* begin Data to use *

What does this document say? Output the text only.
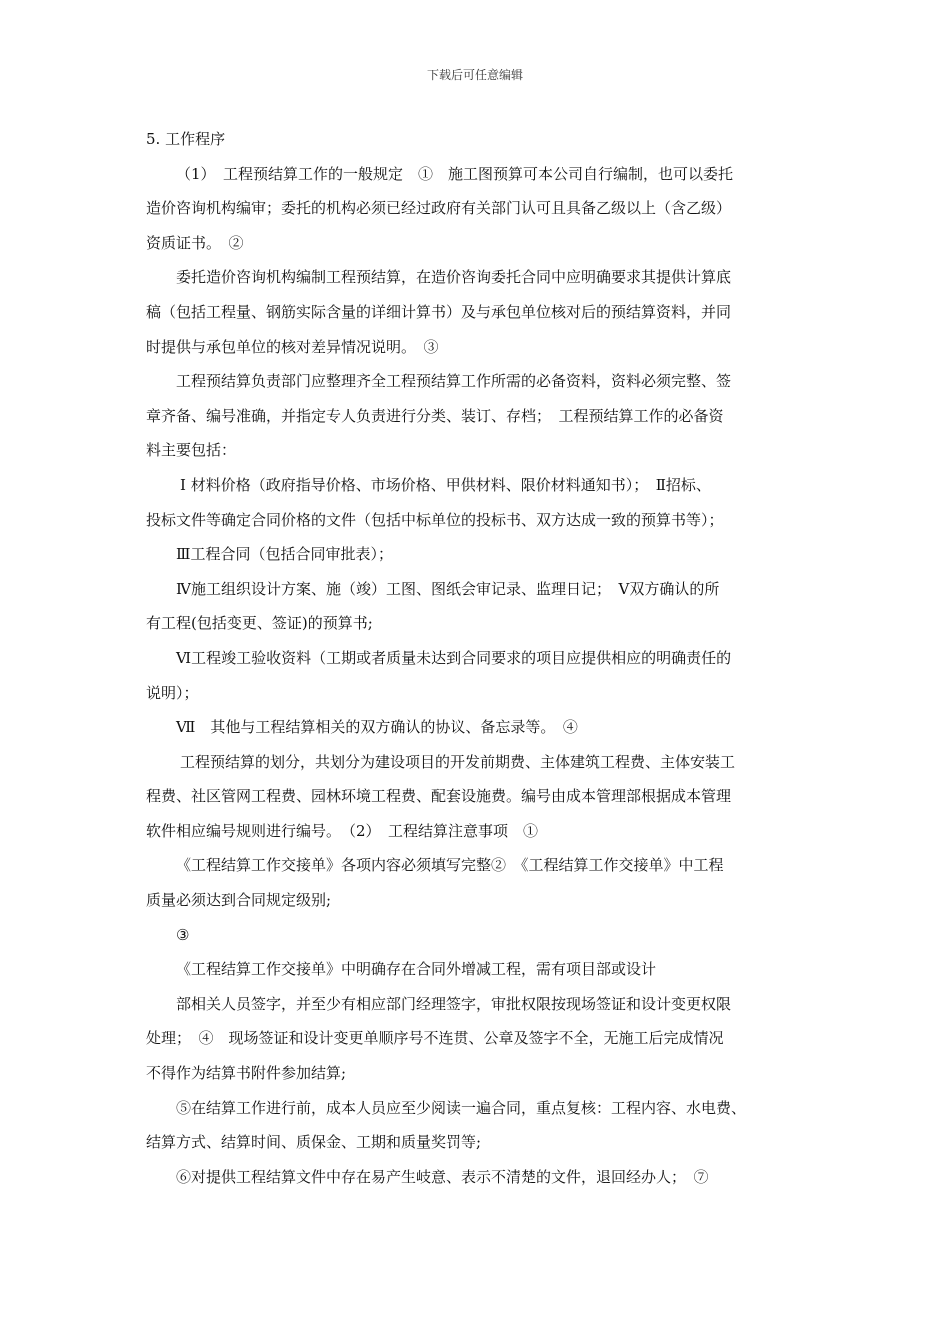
下载后可任意编辑
5. 工作程序
（1）　工程预结算工作的一般规定　①　施工图预算可本公司自行编制，也可以委托
造价咨询机构编审；委托的机构必须已经过政府有关部门认可且具备乙级以上（含乙级）
资质证书。　②
委托造价咨询机构编制工程预结算，在造价咨询委托合同中应明确要求其提供计算底
稿（包括工程量、钢筋实际含量的详细计算书）及与承包单位核对后的预结算资料，并同
时提供与承包单位的核对差异情况说明。　③
工程预结算负责部门应整理齐全工程预结算工作所需的必备资料，资料必须完整、签
章齐备、编号准确，并指定专人负责进行分类、装订、存档；　工程预结算工作的必备资
料主要包括：
Ⅰ 材料价格（政府指导价格、市场价格、甲供材料、限价材料通知书）；　Ⅱ招标、
投标文件等确定合同价格的文件（包括中标单位的投标书、双方达成一致的预算书等）；
Ⅲ工程合同（包括合同审批表）；
Ⅳ施工组织设计方案、施（竣）工图、图纸会审记录、监理日记；　Ⅴ双方确认的所
有工程(包括变更、签证)的预算书;
Ⅵ工程竣工验收资料（工期或者质量未达到合同要求的项目应提供相应的明确责任的
说明）；
Ⅶ　其他与工程结算相关的双方确认的协议、备忘录等。　④
工程预结算的划分，共划分为建设项目的开发前期费、主体建筑工程费、主体安装工
程费、社区管网工程费、园林环境工程费、配套设施费。编号由成本管理部根据成本管理
软件相应编号规则进行编号。　（2）　工程结算注意事项　①
《工程结算工作交接单》各项内容必须填写完整②　《工程结算工作交接单》中工程
质量必须达到合同规定级别;
③
《工程结算工作交接单》中明确存在合同外增减工程，需有项目部或设计
部相关人员签字，并至少有相应部门经理签字，审批权限按现场签证和设计变更权限
处理；　④　现场签证和设计变更单顺序号不连贯、公章及签字不全，无施工后完成情况
不得作为结算书附件参加结算;
⑤在结算工作进行前，成本人员应至少阅读一遍合同，重点复核：工程内容、水电费、
结算方式、结算时间、质保金、工期和质量奖罚等;
⑥对提供工程结算文件中存在易产生岐意、表示不清楚的文件，退回经办人；　⑦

* end Data to use *

— What to work on —
Track down every line holding the string "工程结算工作交接单" and copy it.

— Full answer —
《工程结算工作交接单》各项内容必须填写完整②　《工程结算工作交接单》中工程
《工程结算工作交接单》中明确存在合同外增减工程，需有项目部或设计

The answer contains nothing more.